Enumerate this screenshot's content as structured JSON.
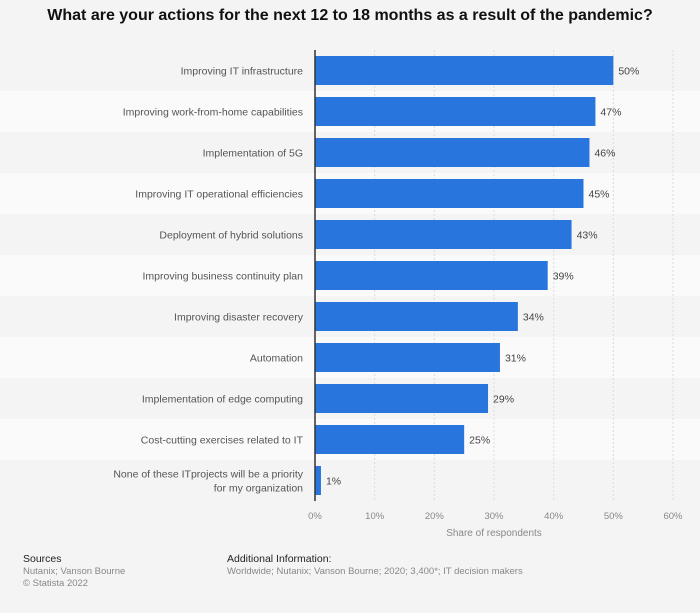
{
  "chart_data": {
    "type": "bar",
    "orientation": "horizontal",
    "title": "What are your actions for the next 12 to 18 months as a result of the pandemic?",
    "categories": [
      "Improving IT infrastructure",
      "Improving work-from-home capabilities",
      "Implementation of 5G",
      "Improving IT operational efficiencies",
      "Deployment of hybrid solutions",
      "Improving business continuity plan",
      "Improving disaster recovery",
      "Automation",
      "Implementation of edge computing",
      "Cost-cutting exercises related to IT",
      "None of these ITprojects will be a priority for my organization"
    ],
    "values": [
      50,
      47,
      46,
      45,
      43,
      39,
      34,
      31,
      29,
      25,
      1
    ],
    "data_labels": [
      "50%",
      "47%",
      "46%",
      "45%",
      "43%",
      "39%",
      "34%",
      "31%",
      "29%",
      "25%",
      "1%"
    ],
    "xlabel": "Share of respondents",
    "ylabel": "",
    "xlim": [
      0,
      60
    ],
    "x_ticks": [
      "0%",
      "10%",
      "20%",
      "30%",
      "40%",
      "50%",
      "60%"
    ],
    "grid": true,
    "bar_color": "#2876dd"
  },
  "footer": {
    "sources_heading": "Sources",
    "sources": "Nutanix; Vanson Bourne",
    "copyright": "© Statista 2022",
    "additional_heading": "Additional Information:",
    "additional": "Worldwide; Nutanix; Vanson Bourne; 2020; 3,400*; IT decision makers"
  }
}
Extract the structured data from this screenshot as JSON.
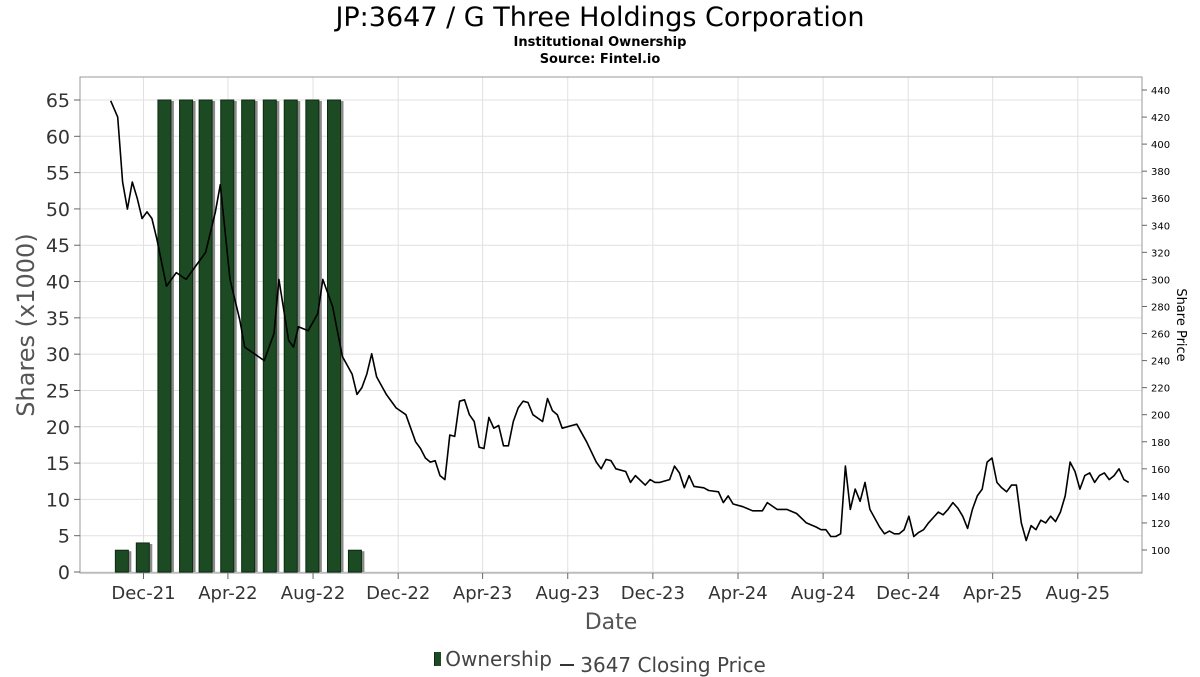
{
  "title": "JP:3647 / G Three Holdings Corporation",
  "subtitle1": "Institutional Ownership",
  "subtitle2": "Source: Fintel.io",
  "legend": {
    "ownership": "Ownership",
    "price": "3647 Closing Price"
  },
  "colors": {
    "bar": "#1c4a23",
    "bar_shadow": "#8a8a8a",
    "line": "#000000",
    "grid": "#e0e0e0"
  },
  "chart_data": {
    "type": "bar",
    "xlabel": "Date",
    "ylabel": "Shares (x1000)",
    "y2label": "Share Price",
    "ylim": [
      0,
      65
    ],
    "yticks": [
      0,
      5,
      10,
      15,
      20,
      25,
      30,
      35,
      40,
      45,
      50,
      55,
      60,
      65
    ],
    "y2lim": [
      85,
      440
    ],
    "y2ticks": [
      100,
      120,
      140,
      160,
      180,
      200,
      220,
      240,
      260,
      280,
      300,
      320,
      340,
      360,
      380,
      400,
      420,
      440
    ],
    "xlim": [
      "2021-09-01",
      "2025-11-01"
    ],
    "xticks": [
      {
        "label": "Dec-21",
        "date": "2021-12-01"
      },
      {
        "label": "Apr-22",
        "date": "2022-04-01"
      },
      {
        "label": "Aug-22",
        "date": "2022-08-01"
      },
      {
        "label": "Dec-22",
        "date": "2022-12-01"
      },
      {
        "label": "Apr-23",
        "date": "2023-04-01"
      },
      {
        "label": "Aug-23",
        "date": "2023-08-01"
      },
      {
        "label": "Dec-23",
        "date": "2023-12-01"
      },
      {
        "label": "Apr-24",
        "date": "2024-04-01"
      },
      {
        "label": "Aug-24",
        "date": "2024-08-01"
      },
      {
        "label": "Dec-24",
        "date": "2024-12-01"
      },
      {
        "label": "Apr-25",
        "date": "2025-04-01"
      },
      {
        "label": "Aug-25",
        "date": "2025-08-01"
      }
    ],
    "series": [
      {
        "name": "Ownership",
        "kind": "bar",
        "points": [
          {
            "date": "2021-10-31",
            "value": 3
          },
          {
            "date": "2021-11-30",
            "value": 4
          },
          {
            "date": "2021-12-31",
            "value": 65
          },
          {
            "date": "2022-01-31",
            "value": 65
          },
          {
            "date": "2022-02-28",
            "value": 65
          },
          {
            "date": "2022-03-31",
            "value": 65
          },
          {
            "date": "2022-04-30",
            "value": 65
          },
          {
            "date": "2022-05-31",
            "value": 65
          },
          {
            "date": "2022-06-30",
            "value": 65
          },
          {
            "date": "2022-07-31",
            "value": 65
          },
          {
            "date": "2022-08-31",
            "value": 65
          },
          {
            "date": "2022-09-30",
            "value": 3
          }
        ]
      },
      {
        "name": "3647 Closing Price",
        "kind": "line",
        "points": [
          [
            "2021-10-15",
            432
          ],
          [
            "2021-10-25",
            420
          ],
          [
            "2021-11-01",
            372
          ],
          [
            "2021-11-08",
            352
          ],
          [
            "2021-11-15",
            372
          ],
          [
            "2021-11-22",
            360
          ],
          [
            "2021-11-29",
            345
          ],
          [
            "2021-12-06",
            350
          ],
          [
            "2021-12-13",
            345
          ],
          [
            "2021-12-20",
            330
          ],
          [
            "2022-01-03",
            295
          ],
          [
            "2022-01-17",
            305
          ],
          [
            "2022-01-31",
            300
          ],
          [
            "2022-02-14",
            310
          ],
          [
            "2022-02-28",
            320
          ],
          [
            "2022-03-14",
            350
          ],
          [
            "2022-03-21",
            370
          ],
          [
            "2022-04-04",
            300
          ],
          [
            "2022-04-18",
            270
          ],
          [
            "2022-04-25",
            250
          ],
          [
            "2022-05-09",
            245
          ],
          [
            "2022-05-23",
            240
          ],
          [
            "2022-06-06",
            260
          ],
          [
            "2022-06-13",
            300
          ],
          [
            "2022-06-27",
            255
          ],
          [
            "2022-07-04",
            250
          ],
          [
            "2022-07-11",
            265
          ],
          [
            "2022-07-25",
            262
          ],
          [
            "2022-08-08",
            275
          ],
          [
            "2022-08-15",
            300
          ],
          [
            "2022-08-29",
            280
          ],
          [
            "2022-09-12",
            243
          ],
          [
            "2022-09-26",
            230
          ],
          [
            "2022-10-03",
            215
          ],
          [
            "2022-10-10",
            220
          ],
          [
            "2022-10-17",
            230
          ],
          [
            "2022-10-24",
            245
          ],
          [
            "2022-10-31",
            228
          ],
          [
            "2022-11-14",
            215
          ],
          [
            "2022-11-28",
            205
          ],
          [
            "2022-12-12",
            200
          ],
          [
            "2022-12-26",
            180
          ],
          [
            "2023-01-02",
            175
          ],
          [
            "2023-01-09",
            168
          ],
          [
            "2023-01-16",
            165
          ],
          [
            "2023-01-23",
            166
          ],
          [
            "2023-01-30",
            155
          ],
          [
            "2023-02-06",
            152
          ],
          [
            "2023-02-13",
            185
          ],
          [
            "2023-02-20",
            184
          ],
          [
            "2023-02-27",
            210
          ],
          [
            "2023-03-06",
            211
          ],
          [
            "2023-03-13",
            200
          ],
          [
            "2023-03-20",
            195
          ],
          [
            "2023-03-27",
            176
          ],
          [
            "2023-04-03",
            175
          ],
          [
            "2023-04-10",
            198
          ],
          [
            "2023-04-17",
            190
          ],
          [
            "2023-04-24",
            192
          ],
          [
            "2023-05-01",
            177
          ],
          [
            "2023-05-08",
            177
          ],
          [
            "2023-05-15",
            195
          ],
          [
            "2023-05-22",
            205
          ],
          [
            "2023-05-29",
            210
          ],
          [
            "2023-06-05",
            209
          ],
          [
            "2023-06-12",
            200
          ],
          [
            "2023-06-26",
            195
          ],
          [
            "2023-07-03",
            212
          ],
          [
            "2023-07-10",
            203
          ],
          [
            "2023-07-17",
            200
          ],
          [
            "2023-07-24",
            190
          ],
          [
            "2023-08-07",
            192
          ],
          [
            "2023-08-14",
            193
          ],
          [
            "2023-08-28",
            180
          ],
          [
            "2023-09-11",
            165
          ],
          [
            "2023-09-18",
            160
          ],
          [
            "2023-09-25",
            167
          ],
          [
            "2023-10-02",
            166
          ],
          [
            "2023-10-09",
            160
          ],
          [
            "2023-10-23",
            158
          ],
          [
            "2023-10-30",
            150
          ],
          [
            "2023-11-06",
            155
          ],
          [
            "2023-11-20",
            148
          ],
          [
            "2023-11-27",
            152
          ],
          [
            "2023-12-04",
            150
          ],
          [
            "2023-12-11",
            150
          ],
          [
            "2023-12-25",
            152
          ],
          [
            "2024-01-01",
            162
          ],
          [
            "2024-01-08",
            157
          ],
          [
            "2024-01-15",
            146
          ],
          [
            "2024-01-22",
            155
          ],
          [
            "2024-01-29",
            147
          ],
          [
            "2024-02-12",
            146
          ],
          [
            "2024-02-19",
            144
          ],
          [
            "2024-03-04",
            143
          ],
          [
            "2024-03-11",
            135
          ],
          [
            "2024-03-18",
            140
          ],
          [
            "2024-03-25",
            134
          ],
          [
            "2024-04-08",
            132
          ],
          [
            "2024-04-22",
            129
          ],
          [
            "2024-05-06",
            129
          ],
          [
            "2024-05-13",
            135
          ],
          [
            "2024-05-27",
            130
          ],
          [
            "2024-06-10",
            130
          ],
          [
            "2024-06-24",
            127
          ],
          [
            "2024-07-08",
            120
          ],
          [
            "2024-07-22",
            117
          ],
          [
            "2024-07-29",
            115
          ],
          [
            "2024-08-05",
            115
          ],
          [
            "2024-08-12",
            110
          ],
          [
            "2024-08-19",
            110
          ],
          [
            "2024-08-26",
            112
          ],
          [
            "2024-09-02",
            162
          ],
          [
            "2024-09-09",
            130
          ],
          [
            "2024-09-16",
            145
          ],
          [
            "2024-09-23",
            136
          ],
          [
            "2024-09-30",
            150
          ],
          [
            "2024-10-07",
            130
          ],
          [
            "2024-10-21",
            117
          ],
          [
            "2024-10-28",
            112
          ],
          [
            "2024-11-04",
            114
          ],
          [
            "2024-11-11",
            112
          ],
          [
            "2024-11-18",
            112
          ],
          [
            "2024-11-25",
            115
          ],
          [
            "2024-12-02",
            125
          ],
          [
            "2024-12-09",
            110
          ],
          [
            "2024-12-16",
            113
          ],
          [
            "2024-12-23",
            115
          ],
          [
            "2024-12-30",
            120
          ],
          [
            "2025-01-06",
            124
          ],
          [
            "2025-01-13",
            128
          ],
          [
            "2025-01-20",
            126
          ],
          [
            "2025-01-27",
            130
          ],
          [
            "2025-02-03",
            135
          ],
          [
            "2025-02-10",
            131
          ],
          [
            "2025-02-17",
            125
          ],
          [
            "2025-02-24",
            116
          ],
          [
            "2025-03-03",
            130
          ],
          [
            "2025-03-10",
            140
          ],
          [
            "2025-03-17",
            145
          ],
          [
            "2025-03-24",
            165
          ],
          [
            "2025-03-31",
            168
          ],
          [
            "2025-04-07",
            150
          ],
          [
            "2025-04-14",
            146
          ],
          [
            "2025-04-21",
            143
          ],
          [
            "2025-04-28",
            148
          ],
          [
            "2025-05-05",
            148
          ],
          [
            "2025-05-12",
            120
          ],
          [
            "2025-05-19",
            107
          ],
          [
            "2025-05-26",
            118
          ],
          [
            "2025-06-02",
            115
          ],
          [
            "2025-06-09",
            122
          ],
          [
            "2025-06-16",
            120
          ],
          [
            "2025-06-23",
            125
          ],
          [
            "2025-06-30",
            121
          ],
          [
            "2025-07-07",
            128
          ],
          [
            "2025-07-14",
            140
          ],
          [
            "2025-07-21",
            165
          ],
          [
            "2025-07-28",
            158
          ],
          [
            "2025-08-04",
            145
          ],
          [
            "2025-08-11",
            155
          ],
          [
            "2025-08-18",
            157
          ],
          [
            "2025-08-25",
            150
          ],
          [
            "2025-09-01",
            155
          ],
          [
            "2025-09-08",
            157
          ],
          [
            "2025-09-15",
            152
          ],
          [
            "2025-09-22",
            155
          ],
          [
            "2025-09-29",
            160
          ],
          [
            "2025-10-06",
            152
          ],
          [
            "2025-10-13",
            150
          ]
        ]
      }
    ],
    "grid": true,
    "legend_position": "bottom"
  }
}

════════

> _What you are asked to do_
Using the data above, copy each line that contains "this".

> _Exercise answer_
Enumerate this screenshot's content as structured JSON.
Extract the structured data from this screenshot as JSON.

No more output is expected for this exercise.